→ LISTED RECORDS
┌────────

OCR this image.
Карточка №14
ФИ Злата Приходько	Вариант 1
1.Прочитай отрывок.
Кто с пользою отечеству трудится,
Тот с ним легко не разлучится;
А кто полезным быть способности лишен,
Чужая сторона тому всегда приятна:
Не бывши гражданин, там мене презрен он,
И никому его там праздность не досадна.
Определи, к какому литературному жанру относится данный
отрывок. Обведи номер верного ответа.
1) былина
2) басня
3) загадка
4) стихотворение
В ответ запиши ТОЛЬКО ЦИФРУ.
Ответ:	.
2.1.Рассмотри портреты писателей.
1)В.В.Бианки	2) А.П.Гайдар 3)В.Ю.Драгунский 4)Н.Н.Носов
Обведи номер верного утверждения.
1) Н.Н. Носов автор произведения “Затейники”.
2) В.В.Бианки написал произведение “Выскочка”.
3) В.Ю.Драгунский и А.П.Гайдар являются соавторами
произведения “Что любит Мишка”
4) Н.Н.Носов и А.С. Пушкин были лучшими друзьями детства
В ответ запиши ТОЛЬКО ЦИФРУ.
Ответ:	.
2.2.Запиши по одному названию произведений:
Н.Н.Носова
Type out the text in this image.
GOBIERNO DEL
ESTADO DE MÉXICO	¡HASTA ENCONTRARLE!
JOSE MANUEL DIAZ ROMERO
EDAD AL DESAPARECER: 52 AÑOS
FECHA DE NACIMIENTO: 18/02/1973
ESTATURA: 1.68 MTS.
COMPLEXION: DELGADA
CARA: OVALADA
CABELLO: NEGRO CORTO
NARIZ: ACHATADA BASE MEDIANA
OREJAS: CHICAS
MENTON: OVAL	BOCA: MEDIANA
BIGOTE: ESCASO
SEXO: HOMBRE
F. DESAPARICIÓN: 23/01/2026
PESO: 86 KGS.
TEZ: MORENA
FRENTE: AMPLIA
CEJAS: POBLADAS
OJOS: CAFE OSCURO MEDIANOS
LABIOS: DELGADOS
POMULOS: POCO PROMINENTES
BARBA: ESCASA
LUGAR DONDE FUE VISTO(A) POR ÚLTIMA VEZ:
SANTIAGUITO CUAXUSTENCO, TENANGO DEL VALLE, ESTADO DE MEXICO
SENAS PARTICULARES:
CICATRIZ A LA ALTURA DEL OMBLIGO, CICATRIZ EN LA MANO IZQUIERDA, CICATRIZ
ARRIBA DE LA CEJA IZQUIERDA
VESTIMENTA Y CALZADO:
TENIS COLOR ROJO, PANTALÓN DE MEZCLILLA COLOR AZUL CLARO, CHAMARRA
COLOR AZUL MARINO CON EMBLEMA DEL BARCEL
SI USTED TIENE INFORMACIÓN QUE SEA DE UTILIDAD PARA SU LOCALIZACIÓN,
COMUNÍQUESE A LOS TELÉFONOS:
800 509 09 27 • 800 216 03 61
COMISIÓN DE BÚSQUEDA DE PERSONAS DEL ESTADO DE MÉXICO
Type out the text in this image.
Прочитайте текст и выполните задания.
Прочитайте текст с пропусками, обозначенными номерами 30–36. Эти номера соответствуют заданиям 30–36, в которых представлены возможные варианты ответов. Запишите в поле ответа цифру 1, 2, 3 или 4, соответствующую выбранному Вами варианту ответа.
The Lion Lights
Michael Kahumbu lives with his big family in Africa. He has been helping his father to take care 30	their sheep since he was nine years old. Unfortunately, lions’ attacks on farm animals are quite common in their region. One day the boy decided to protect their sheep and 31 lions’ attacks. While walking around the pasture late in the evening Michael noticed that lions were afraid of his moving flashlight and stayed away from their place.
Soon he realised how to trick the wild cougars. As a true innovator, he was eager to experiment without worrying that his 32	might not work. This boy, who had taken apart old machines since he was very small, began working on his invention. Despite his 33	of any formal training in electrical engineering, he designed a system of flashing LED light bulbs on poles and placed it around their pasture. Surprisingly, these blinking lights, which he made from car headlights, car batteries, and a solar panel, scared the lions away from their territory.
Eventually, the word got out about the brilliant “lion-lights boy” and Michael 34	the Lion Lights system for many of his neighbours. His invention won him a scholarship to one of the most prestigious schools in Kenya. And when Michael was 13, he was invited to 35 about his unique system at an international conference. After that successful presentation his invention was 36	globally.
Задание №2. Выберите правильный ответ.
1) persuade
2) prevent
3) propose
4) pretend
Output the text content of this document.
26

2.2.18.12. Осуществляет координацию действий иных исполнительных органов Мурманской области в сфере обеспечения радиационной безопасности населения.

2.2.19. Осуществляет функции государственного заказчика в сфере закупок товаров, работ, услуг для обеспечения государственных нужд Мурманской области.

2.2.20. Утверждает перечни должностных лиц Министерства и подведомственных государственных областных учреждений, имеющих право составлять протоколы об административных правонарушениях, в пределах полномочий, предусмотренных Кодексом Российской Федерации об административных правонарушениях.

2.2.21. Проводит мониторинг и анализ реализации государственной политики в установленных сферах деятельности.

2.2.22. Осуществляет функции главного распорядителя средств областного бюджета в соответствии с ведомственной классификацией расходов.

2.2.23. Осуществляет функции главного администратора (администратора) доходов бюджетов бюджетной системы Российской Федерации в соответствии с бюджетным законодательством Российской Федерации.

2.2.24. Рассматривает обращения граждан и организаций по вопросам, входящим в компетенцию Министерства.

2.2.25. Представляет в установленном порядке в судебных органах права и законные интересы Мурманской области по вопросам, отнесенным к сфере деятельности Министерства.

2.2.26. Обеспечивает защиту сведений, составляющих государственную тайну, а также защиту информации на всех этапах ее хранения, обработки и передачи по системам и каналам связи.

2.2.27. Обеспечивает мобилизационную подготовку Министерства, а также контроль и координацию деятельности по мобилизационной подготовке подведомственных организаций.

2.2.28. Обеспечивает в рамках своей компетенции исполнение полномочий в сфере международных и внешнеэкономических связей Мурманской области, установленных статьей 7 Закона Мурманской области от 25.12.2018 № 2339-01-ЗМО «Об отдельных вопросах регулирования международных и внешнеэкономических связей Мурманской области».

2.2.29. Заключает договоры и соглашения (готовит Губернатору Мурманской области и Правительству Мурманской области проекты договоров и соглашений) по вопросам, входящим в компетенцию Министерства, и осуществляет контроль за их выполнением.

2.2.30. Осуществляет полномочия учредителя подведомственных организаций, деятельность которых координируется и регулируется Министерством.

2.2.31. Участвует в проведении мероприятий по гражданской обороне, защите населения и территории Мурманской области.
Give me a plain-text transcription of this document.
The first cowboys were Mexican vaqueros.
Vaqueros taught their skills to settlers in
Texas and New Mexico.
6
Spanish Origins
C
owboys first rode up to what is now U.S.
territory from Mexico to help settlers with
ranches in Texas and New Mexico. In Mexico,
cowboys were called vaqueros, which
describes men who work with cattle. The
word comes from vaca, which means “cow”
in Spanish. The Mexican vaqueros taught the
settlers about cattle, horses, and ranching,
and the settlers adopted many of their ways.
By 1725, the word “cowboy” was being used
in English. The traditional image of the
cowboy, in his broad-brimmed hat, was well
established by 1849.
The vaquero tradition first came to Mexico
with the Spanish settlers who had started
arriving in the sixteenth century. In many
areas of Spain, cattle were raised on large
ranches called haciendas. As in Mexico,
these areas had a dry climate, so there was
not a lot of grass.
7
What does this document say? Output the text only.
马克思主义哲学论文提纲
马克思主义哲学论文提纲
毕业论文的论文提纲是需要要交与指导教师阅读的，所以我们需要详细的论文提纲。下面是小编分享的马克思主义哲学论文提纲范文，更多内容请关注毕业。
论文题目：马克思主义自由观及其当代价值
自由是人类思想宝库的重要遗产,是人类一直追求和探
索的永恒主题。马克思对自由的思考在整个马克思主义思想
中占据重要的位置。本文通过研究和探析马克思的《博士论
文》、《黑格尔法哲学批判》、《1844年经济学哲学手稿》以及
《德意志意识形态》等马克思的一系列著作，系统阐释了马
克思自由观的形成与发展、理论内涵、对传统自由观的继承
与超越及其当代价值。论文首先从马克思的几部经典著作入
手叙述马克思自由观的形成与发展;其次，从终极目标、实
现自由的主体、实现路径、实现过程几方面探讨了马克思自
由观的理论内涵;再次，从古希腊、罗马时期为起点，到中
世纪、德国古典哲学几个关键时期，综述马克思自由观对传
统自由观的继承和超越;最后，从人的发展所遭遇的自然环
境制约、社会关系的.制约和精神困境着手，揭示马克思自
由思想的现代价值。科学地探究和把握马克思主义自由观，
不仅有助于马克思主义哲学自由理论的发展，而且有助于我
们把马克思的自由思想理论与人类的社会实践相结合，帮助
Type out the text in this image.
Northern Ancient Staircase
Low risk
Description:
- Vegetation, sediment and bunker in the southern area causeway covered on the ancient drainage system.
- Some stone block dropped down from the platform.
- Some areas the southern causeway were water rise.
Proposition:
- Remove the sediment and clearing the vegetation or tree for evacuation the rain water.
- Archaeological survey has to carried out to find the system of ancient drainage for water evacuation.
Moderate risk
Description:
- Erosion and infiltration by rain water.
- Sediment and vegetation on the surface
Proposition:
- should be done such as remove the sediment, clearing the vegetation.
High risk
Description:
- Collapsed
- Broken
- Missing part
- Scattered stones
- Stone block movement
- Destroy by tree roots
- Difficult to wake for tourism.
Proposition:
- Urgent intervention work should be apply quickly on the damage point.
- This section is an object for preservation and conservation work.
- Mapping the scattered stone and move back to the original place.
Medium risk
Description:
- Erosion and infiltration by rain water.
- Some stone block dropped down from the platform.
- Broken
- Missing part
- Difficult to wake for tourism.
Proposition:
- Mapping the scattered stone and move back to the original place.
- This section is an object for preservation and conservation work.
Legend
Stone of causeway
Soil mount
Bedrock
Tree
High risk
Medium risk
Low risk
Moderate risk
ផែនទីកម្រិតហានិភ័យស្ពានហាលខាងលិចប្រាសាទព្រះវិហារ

└────────

→ GIVEN EXERCISE
Extract lines where the string "many" occurs.

→ EXERCISE RESULT
Eventually, the word got out about the brilliant “lion-lights boy” and Michael 34	the Lion Lights system for many of his neighbours. His invention won him a scholarship to one of the most prestigious schools in Kenya. And when Michael was 13, he was invited to 35 about his unique system at an international conference. After that successful presentation his invention was 36	globally.
and the settlers adopted many of their ways.
arriving in the sixteenth century. In many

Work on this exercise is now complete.